▸ What to produce
Each line that follows is to be retyped exactly.

▸ Exercise inputs
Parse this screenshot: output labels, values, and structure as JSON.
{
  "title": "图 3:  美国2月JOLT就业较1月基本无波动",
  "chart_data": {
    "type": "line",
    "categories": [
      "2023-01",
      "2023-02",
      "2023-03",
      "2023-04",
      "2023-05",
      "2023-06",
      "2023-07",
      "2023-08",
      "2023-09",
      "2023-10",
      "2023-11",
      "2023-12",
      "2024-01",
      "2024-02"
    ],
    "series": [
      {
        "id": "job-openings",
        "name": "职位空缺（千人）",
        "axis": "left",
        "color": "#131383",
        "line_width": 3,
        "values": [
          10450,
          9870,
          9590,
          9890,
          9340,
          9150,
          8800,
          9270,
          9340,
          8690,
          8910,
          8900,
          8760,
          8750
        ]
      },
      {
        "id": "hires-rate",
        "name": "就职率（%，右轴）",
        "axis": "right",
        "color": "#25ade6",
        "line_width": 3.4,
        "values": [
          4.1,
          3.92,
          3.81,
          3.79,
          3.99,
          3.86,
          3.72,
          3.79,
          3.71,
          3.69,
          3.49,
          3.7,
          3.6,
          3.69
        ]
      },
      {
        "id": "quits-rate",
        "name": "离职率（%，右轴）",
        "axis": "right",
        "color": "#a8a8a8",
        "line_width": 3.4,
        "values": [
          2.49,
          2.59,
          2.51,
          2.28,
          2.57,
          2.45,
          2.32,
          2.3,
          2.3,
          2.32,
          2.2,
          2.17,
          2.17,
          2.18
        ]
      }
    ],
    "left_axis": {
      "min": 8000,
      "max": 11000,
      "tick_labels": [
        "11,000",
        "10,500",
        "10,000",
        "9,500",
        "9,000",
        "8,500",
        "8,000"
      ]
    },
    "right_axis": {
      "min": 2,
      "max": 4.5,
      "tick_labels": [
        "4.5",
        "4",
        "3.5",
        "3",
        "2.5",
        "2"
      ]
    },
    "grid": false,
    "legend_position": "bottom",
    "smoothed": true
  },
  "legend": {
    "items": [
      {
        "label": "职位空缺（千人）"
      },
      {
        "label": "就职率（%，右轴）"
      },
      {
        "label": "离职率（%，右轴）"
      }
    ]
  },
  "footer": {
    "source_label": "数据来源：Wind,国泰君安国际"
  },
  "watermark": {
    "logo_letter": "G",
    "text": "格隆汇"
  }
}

▸ Result of this task
Parse this screenshot: output labels, values, and structure as JSON.
{
  "title": "图 3:  美国2月JOLT就业较1月基本无波动",
  "chart_data": {
    "type": "line",
    "categories": [
      "2023-01",
      "2023-02",
      "2023-03",
      "2023-04",
      "2023-05",
      "2023-06",
      "2023-07",
      "2023-08",
      "2023-09",
      "2023-10",
      "2023-11",
      "2023-12",
      "2024-01",
      "2024-02"
    ],
    "series": [
      {
        "id": "job-openings",
        "name": "职位空缺（千人）",
        "axis": "left",
        "color": "#131383",
        "line_width": 3,
        "values": [
          10450,
          9870,
          9590,
          9890,
          9340,
          9150,
          8800,
          9270,
          9340,
          8690,
          8910,
          8900,
          8760,
          8750
        ]
      },
      {
        "id": "hires-rate",
        "name": "就职率（%，右轴）",
        "axis": "right",
        "color": "#25ade6",
        "line_width": 3.4,
        "values": [
          4.1,
          3.92,
          3.81,
          3.79,
          3.99,
          3.86,
          3.72,
          3.79,
          3.71,
          3.69,
          3.49,
          3.7,
          3.6,
          3.69
        ]
      },
      {
        "id": "quits-rate",
        "name": "离职率（%，右轴）",
        "axis": "right",
        "color": "#a8a8a8",
        "line_width": 3.4,
        "values": [
          2.49,
          2.59,
          2.51,
          2.28,
          2.57,
          2.45,
          2.32,
          2.3,
          2.3,
          2.32,
          2.2,
          2.17,
          2.17,
          2.18
        ]
      }
    ],
    "left_axis": {
      "min": 8000,
      "max": 11000,
      "tick_labels": [
        "11,000",
        "10,500",
        "10,000",
        "9,500",
        "9,000",
        "8,500",
        "8,000"
      ]
    },
    "right_axis": {
      "min": 2,
      "max": 4.5,
      "tick_labels": [
        "4.5",
        "4",
        "3.5",
        "3",
        "2.5",
        "2"
      ]
    },
    "grid": false,
    "legend_position": "bottom",
    "smoothed": true
  },
  "legend": {
    "items": [
      {
        "label": "职位空缺（千人）"
      },
      {
        "label": "就职率（%，右轴）"
      },
      {
        "label": "离职率（%，右轴）"
      }
    ]
  },
  "footer": {
    "source_label": "数据来源：Wind,国泰君安国际"
  },
  "watermark": {
    "logo_letter": "G",
    "text": "格隆汇"
  }
}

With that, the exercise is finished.